**WORK REQUIRED**
Count only the lines of the records that hold "عبدالله", then give the number without any other words.
* Begin DATA ENTRIES *
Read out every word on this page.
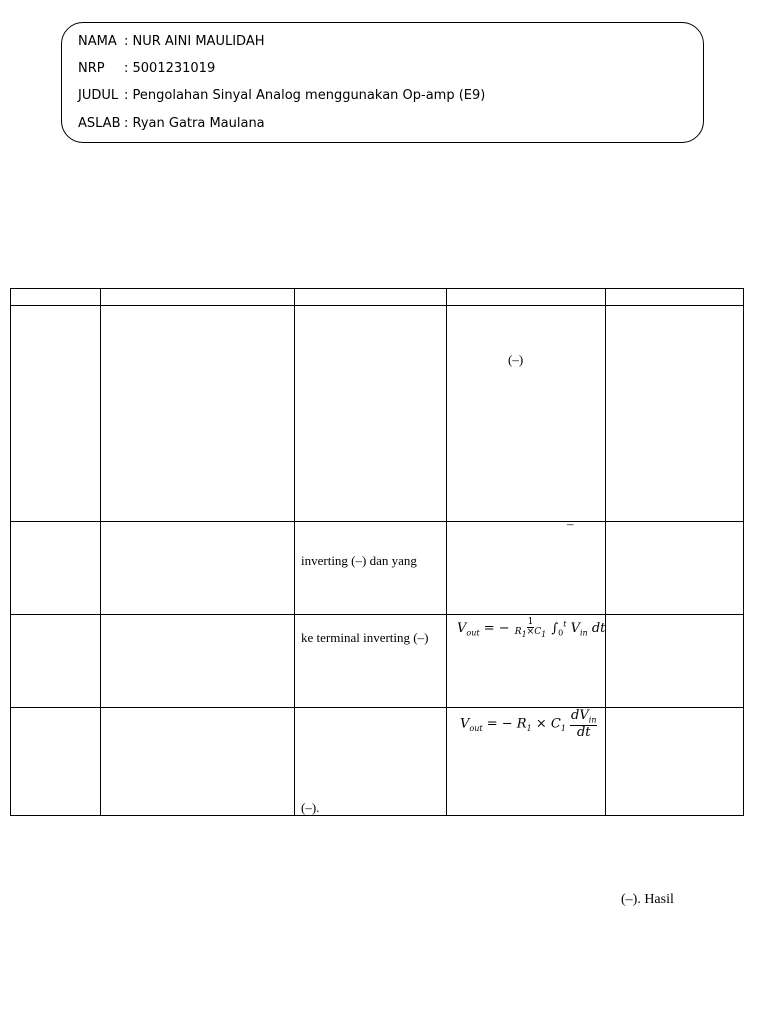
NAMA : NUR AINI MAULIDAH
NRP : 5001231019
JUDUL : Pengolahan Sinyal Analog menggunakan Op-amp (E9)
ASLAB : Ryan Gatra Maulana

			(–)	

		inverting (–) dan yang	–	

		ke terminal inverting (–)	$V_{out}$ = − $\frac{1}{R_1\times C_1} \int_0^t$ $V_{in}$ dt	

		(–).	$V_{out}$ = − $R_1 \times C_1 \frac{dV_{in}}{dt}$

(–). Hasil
* End DATA ENTRIES *
* Begin DATA ENTRIES *
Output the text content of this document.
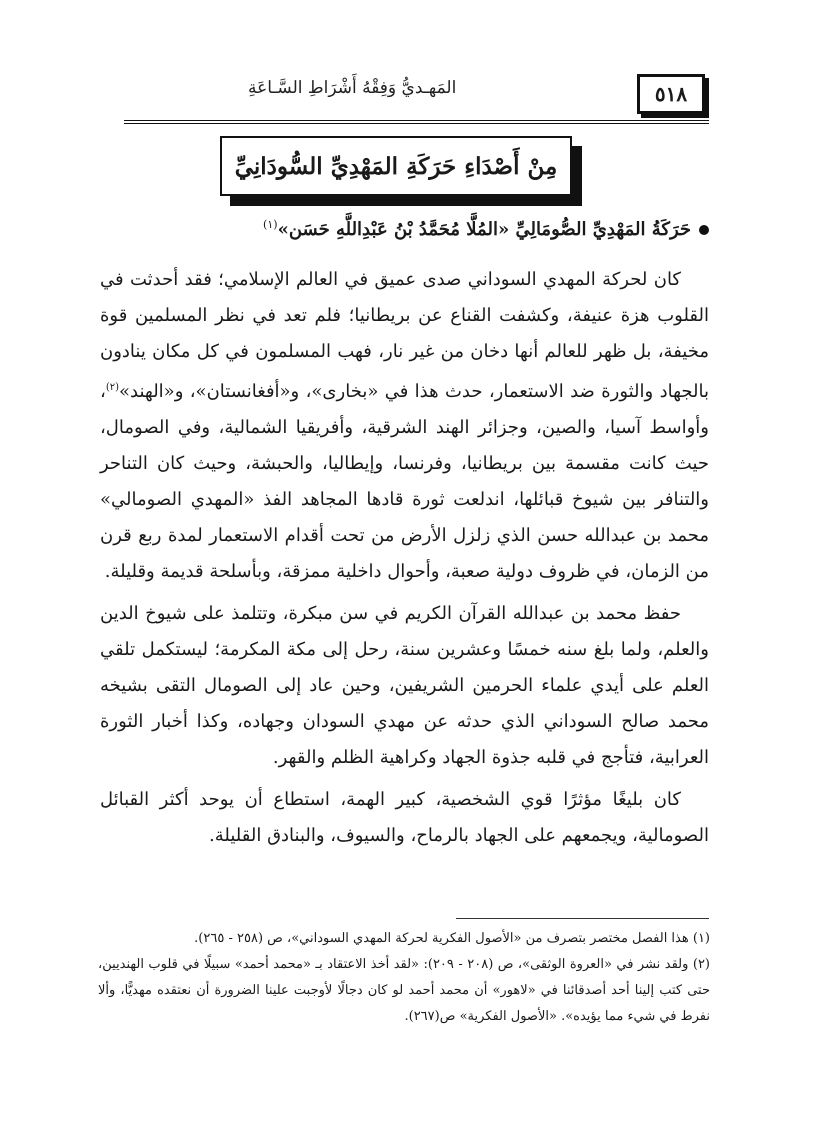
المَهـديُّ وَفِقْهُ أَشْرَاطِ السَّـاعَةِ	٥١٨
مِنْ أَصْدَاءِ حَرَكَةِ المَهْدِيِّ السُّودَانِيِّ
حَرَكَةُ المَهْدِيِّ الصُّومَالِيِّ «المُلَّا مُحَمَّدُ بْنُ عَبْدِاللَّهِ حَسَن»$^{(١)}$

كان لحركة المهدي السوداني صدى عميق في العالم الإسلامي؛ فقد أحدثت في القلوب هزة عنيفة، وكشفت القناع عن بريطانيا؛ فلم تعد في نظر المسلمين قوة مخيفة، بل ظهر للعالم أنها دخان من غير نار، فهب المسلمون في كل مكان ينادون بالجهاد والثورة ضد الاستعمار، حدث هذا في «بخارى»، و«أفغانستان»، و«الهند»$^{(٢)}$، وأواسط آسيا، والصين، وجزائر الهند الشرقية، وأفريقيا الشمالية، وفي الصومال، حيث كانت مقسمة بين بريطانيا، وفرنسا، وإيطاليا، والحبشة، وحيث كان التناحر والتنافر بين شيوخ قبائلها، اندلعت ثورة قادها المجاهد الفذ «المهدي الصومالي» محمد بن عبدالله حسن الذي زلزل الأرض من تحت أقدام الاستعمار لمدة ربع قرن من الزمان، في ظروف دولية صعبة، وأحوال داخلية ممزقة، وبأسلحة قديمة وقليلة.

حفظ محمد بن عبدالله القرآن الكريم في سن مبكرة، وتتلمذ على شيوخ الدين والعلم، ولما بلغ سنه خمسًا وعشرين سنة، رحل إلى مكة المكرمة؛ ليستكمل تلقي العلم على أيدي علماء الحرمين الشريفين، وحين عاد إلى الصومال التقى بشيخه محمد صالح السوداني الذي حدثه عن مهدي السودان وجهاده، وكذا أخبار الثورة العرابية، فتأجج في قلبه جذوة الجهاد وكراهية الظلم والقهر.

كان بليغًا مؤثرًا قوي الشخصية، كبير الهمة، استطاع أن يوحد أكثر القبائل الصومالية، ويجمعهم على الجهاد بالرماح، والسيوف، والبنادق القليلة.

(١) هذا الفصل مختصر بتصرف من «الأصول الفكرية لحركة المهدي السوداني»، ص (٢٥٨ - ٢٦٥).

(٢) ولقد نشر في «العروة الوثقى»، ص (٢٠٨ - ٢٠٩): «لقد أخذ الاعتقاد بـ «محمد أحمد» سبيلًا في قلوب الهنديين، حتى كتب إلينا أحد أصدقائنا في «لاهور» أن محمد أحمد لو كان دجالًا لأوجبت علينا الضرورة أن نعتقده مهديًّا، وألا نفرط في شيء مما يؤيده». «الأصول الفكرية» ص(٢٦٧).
* End DATA ENTRIES *
* Begin DATA ENTRIES *
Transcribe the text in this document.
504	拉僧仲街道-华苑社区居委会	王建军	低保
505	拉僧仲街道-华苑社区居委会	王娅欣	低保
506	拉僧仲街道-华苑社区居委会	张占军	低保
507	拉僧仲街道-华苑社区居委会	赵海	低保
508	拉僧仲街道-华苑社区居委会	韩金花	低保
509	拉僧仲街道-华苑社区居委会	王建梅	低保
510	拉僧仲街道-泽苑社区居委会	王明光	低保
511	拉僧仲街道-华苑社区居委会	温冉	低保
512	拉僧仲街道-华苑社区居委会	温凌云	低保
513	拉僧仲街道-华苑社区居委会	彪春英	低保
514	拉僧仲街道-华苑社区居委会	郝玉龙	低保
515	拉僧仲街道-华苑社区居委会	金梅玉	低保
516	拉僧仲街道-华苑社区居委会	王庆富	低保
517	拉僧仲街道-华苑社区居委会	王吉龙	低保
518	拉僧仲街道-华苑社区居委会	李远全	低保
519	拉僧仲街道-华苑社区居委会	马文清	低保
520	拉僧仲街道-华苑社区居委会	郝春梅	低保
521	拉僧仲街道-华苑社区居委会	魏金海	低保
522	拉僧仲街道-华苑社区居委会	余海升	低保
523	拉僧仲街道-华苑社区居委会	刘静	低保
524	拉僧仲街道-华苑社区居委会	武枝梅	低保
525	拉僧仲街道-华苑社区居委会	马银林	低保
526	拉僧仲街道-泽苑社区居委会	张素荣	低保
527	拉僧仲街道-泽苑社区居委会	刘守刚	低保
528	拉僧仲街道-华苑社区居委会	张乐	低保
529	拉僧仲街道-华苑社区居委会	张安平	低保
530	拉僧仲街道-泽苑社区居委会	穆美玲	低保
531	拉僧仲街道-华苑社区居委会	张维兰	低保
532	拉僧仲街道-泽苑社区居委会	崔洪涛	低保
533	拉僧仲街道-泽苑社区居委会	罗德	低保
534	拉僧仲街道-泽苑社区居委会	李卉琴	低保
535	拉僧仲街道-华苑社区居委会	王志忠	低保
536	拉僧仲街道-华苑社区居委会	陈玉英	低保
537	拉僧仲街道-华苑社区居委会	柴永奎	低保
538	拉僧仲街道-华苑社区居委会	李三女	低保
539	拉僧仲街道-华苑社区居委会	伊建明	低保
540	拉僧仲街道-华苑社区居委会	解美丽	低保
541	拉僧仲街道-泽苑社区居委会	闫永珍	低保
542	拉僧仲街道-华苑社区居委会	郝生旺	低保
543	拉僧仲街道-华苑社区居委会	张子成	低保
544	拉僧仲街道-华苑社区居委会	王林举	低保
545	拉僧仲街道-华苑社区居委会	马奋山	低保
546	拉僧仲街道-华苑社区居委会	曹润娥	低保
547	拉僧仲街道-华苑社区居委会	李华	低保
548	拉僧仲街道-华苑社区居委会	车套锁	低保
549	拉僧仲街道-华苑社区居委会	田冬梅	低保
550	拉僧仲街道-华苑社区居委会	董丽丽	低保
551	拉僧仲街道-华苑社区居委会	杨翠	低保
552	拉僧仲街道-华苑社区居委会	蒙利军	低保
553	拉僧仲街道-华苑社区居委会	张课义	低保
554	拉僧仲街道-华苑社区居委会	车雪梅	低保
* End DATA ENTRIES *
**TASK OUTPUT**
2